** Start **
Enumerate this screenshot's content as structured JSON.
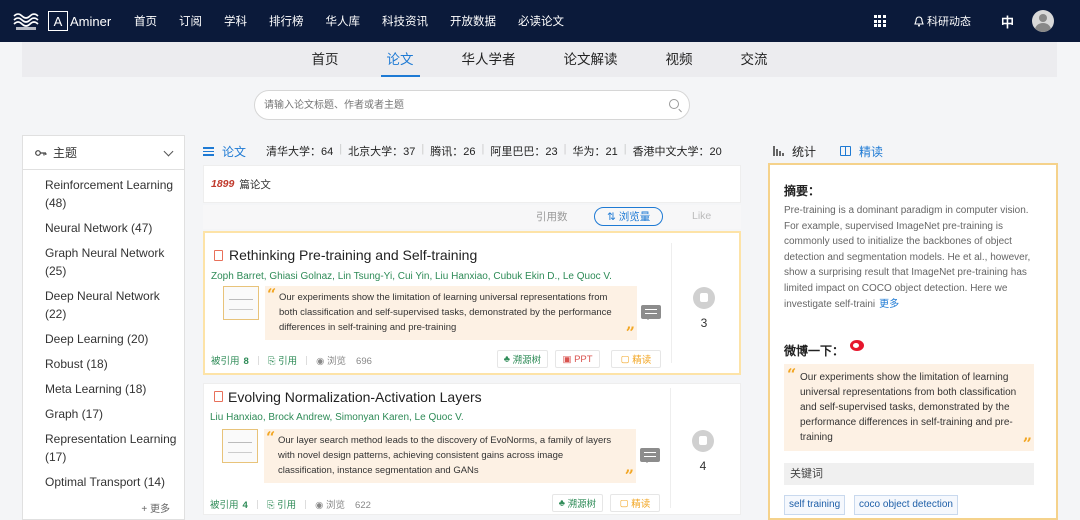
{
  "top": {
    "brand": "Aminer",
    "brand_letter": "A",
    "nav": [
      "首页",
      "订阅",
      "学科",
      "排行榜",
      "华人库",
      "科技资讯",
      "开放数据",
      "必读论文"
    ],
    "research_updates": "科研动态",
    "lang": "中"
  },
  "subnav": [
    "首页",
    "论文",
    "华人学者",
    "论文解读",
    "视频",
    "交流"
  ],
  "subnav_active": "论文",
  "search": {
    "placeholder": "请输入论文标题、作者或者主题"
  },
  "sidebar": {
    "header": "主题",
    "topics": [
      "Reinforcement Learning (48)",
      "Neural Network (47)",
      "Graph Neural Network (25)",
      "Deep Neural Network (22)",
      "Deep Learning (20)",
      "Robust (18)",
      "Meta Learning (18)",
      "Graph (17)",
      "Representation Learning (17)",
      "Optimal Transport (14)"
    ],
    "more": "+ 更多"
  },
  "center": {
    "tab": "论文",
    "institutions": [
      "清华大学：64",
      "北京大学：37",
      "腾讯：26",
      "阿里巴巴：23",
      "华为：21",
      "香港中文大学：20"
    ],
    "count_num": "1899",
    "count_label": "篇论文",
    "sort": {
      "citations": "引用数",
      "views": "⇅ 浏览量",
      "like": "Like"
    }
  },
  "papers": [
    {
      "title": "Rethinking Pre-training and Self-training",
      "authors": "Zoph Barret,  Ghiasi Golnaz,  Lin Tsung-Yi,  Cui Yin,  Liu Hanxiao,  Cubuk Ekin D.,  Le Quoc V.",
      "abstract": "Our experiments show the limitation of learning universal representations from both classification and self-supervised tasks, demonstrated by the performance differences in self-training and pre-training",
      "likes": "3",
      "cited_label": "被引用",
      "cited": "8",
      "cite_btn": "引用",
      "views_label": "浏览",
      "views": "696",
      "btn_tree": "溯源树",
      "btn_ppt": "PPT",
      "btn_read": "精读"
    },
    {
      "title": "Evolving Normalization-Activation Layers",
      "authors": "Liu Hanxiao,  Brock Andrew,  Simonyan Karen,  Le Quoc V.",
      "abstract": "Our layer search method leads to the discovery of EvoNorms, a family of layers with novel design patterns, achieving consistent gains across image classification, instance segmentation and GANs",
      "likes": "4",
      "cited_label": "被引用",
      "cited": "4",
      "cite_btn": "引用",
      "views_label": "浏览",
      "views": "622",
      "btn_tree": "溯源树",
      "btn_read": "精读"
    }
  ],
  "right": {
    "tab_stats": "统计",
    "tab_read": "精读",
    "abstract_title": "摘要：",
    "abstract": "Pre-training is a dominant paradigm in computer vision. For example, supervised ImageNet pre-training is commonly used to initialize the backbones of object detection and segmentation models. He et al., however, show a surprising result that ImageNet pre-training has limited impact on COCO object detection. Here we investigate self-traini",
    "abstract_more": "更多",
    "weibo_title": "微博一下：",
    "weibo_quote": "Our experiments show the limitation of learning universal representations from both classification and self-supervised tasks, demonstrated by the performance differences in self-training and pre-training",
    "keywords_title": "关键词",
    "keywords": [
      "self training",
      "coco object detection"
    ]
  }
}
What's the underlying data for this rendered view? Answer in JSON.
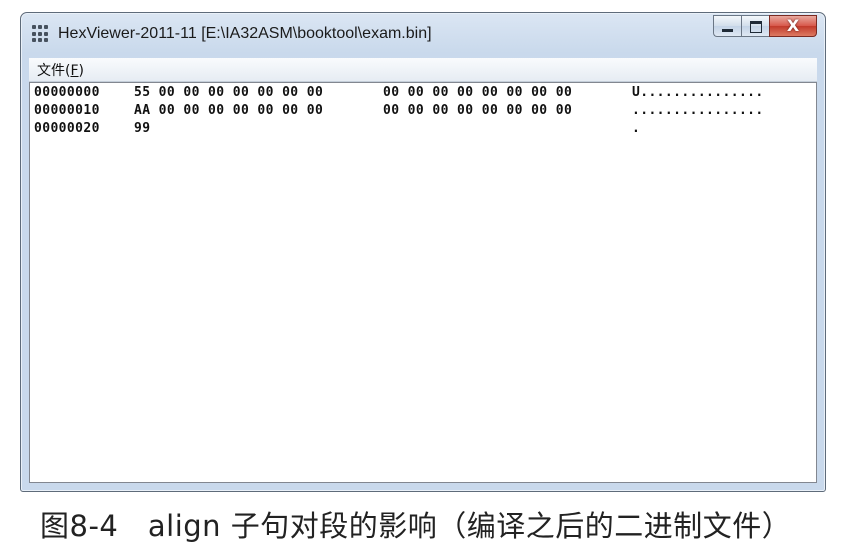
** End **
Brief ▸ Skip the pictures, then retype every line above exactly.

Task answer ▸
Enumerate this screenshot's content as structured JSON.
{
  "top": {
    "brand": "Aminer",
    "brand_letter": "A",
    "nav": [
      "首页",
      "订阅",
      "学科",
      "排行榜",
      "华人库",
      "科技资讯",
      "开放数据",
      "必读论文"
    ],
    "research_updates": "科研动态",
    "lang": "中"
  },
  "subnav": [
    "首页",
    "论文",
    "华人学者",
    "论文解读",
    "视频",
    "交流"
  ],
  "subnav_active": "论文",
  "search": {
    "placeholder": "请输入论文标题、作者或者主题"
  },
  "sidebar": {
    "header": "主题",
    "topics": [
      "Reinforcement Learning (48)",
      "Neural Network (47)",
      "Graph Neural Network (25)",
      "Deep Neural Network (22)",
      "Deep Learning (20)",
      "Robust (18)",
      "Meta Learning (18)",
      "Graph (17)",
      "Representation Learning (17)",
      "Optimal Transport (14)"
    ],
    "more": "+ 更多"
  },
  "center": {
    "tab": "论文",
    "institutions": [
      "清华大学：64",
      "北京大学：37",
      "腾讯：26",
      "阿里巴巴：23",
      "华为：21",
      "香港中文大学：20"
    ],
    "count_num": "1899",
    "count_label": "篇论文",
    "sort": {
      "citations": "引用数",
      "views": "⇅ 浏览量",
      "like": "Like"
    }
  },
  "papers": [
    {
      "title": "Rethinking Pre-training and Self-training",
      "authors": "Zoph Barret,  Ghiasi Golnaz,  Lin Tsung-Yi,  Cui Yin,  Liu Hanxiao,  Cubuk Ekin D.,  Le Quoc V.",
      "abstract": "Our experiments show the limitation of learning universal representations from both classification and self-supervised tasks, demonstrated by the performance differences in self-training and pre-training",
      "likes": "3",
      "cited_label": "被引用",
      "cited": "8",
      "cite_btn": "引用",
      "views_label": "浏览",
      "views": "696",
      "btn_tree": "溯源树",
      "btn_ppt": "PPT",
      "btn_read": "精读"
    },
    {
      "title": "Evolving Normalization-Activation Layers",
      "authors": "Liu Hanxiao,  Brock Andrew,  Simonyan Karen,  Le Quoc V.",
      "abstract": "Our layer search method leads to the discovery of EvoNorms, a family of layers with novel design patterns, achieving consistent gains across image classification, instance segmentation and GANs",
      "likes": "4",
      "cited_label": "被引用",
      "cited": "4",
      "cite_btn": "引用",
      "views_label": "浏览",
      "views": "622",
      "btn_tree": "溯源树",
      "btn_read": "精读"
    }
  ],
  "right": {
    "tab_stats": "统计",
    "tab_read": "精读",
    "abstract_title": "摘要：",
    "abstract": "Pre-training is a dominant paradigm in computer vision. For example, supervised ImageNet pre-training is commonly used to initialize the backbones of object detection and segmentation models. He et al., however, show a surprising result that ImageNet pre-training has limited impact on COCO object detection. Here we investigate self-traini",
    "abstract_more": "更多",
    "weibo_title": "微博一下：",
    "weibo_quote": "Our experiments show the limitation of learning universal representations from both classification and self-supervised tasks, demonstrated by the performance differences in self-training and pre-training",
    "keywords_title": "关键词",
    "keywords": [
      "self training",
      "coco object detection"
    ]
  }
}
What's the underlying data for this rendered view? Answer in JSON.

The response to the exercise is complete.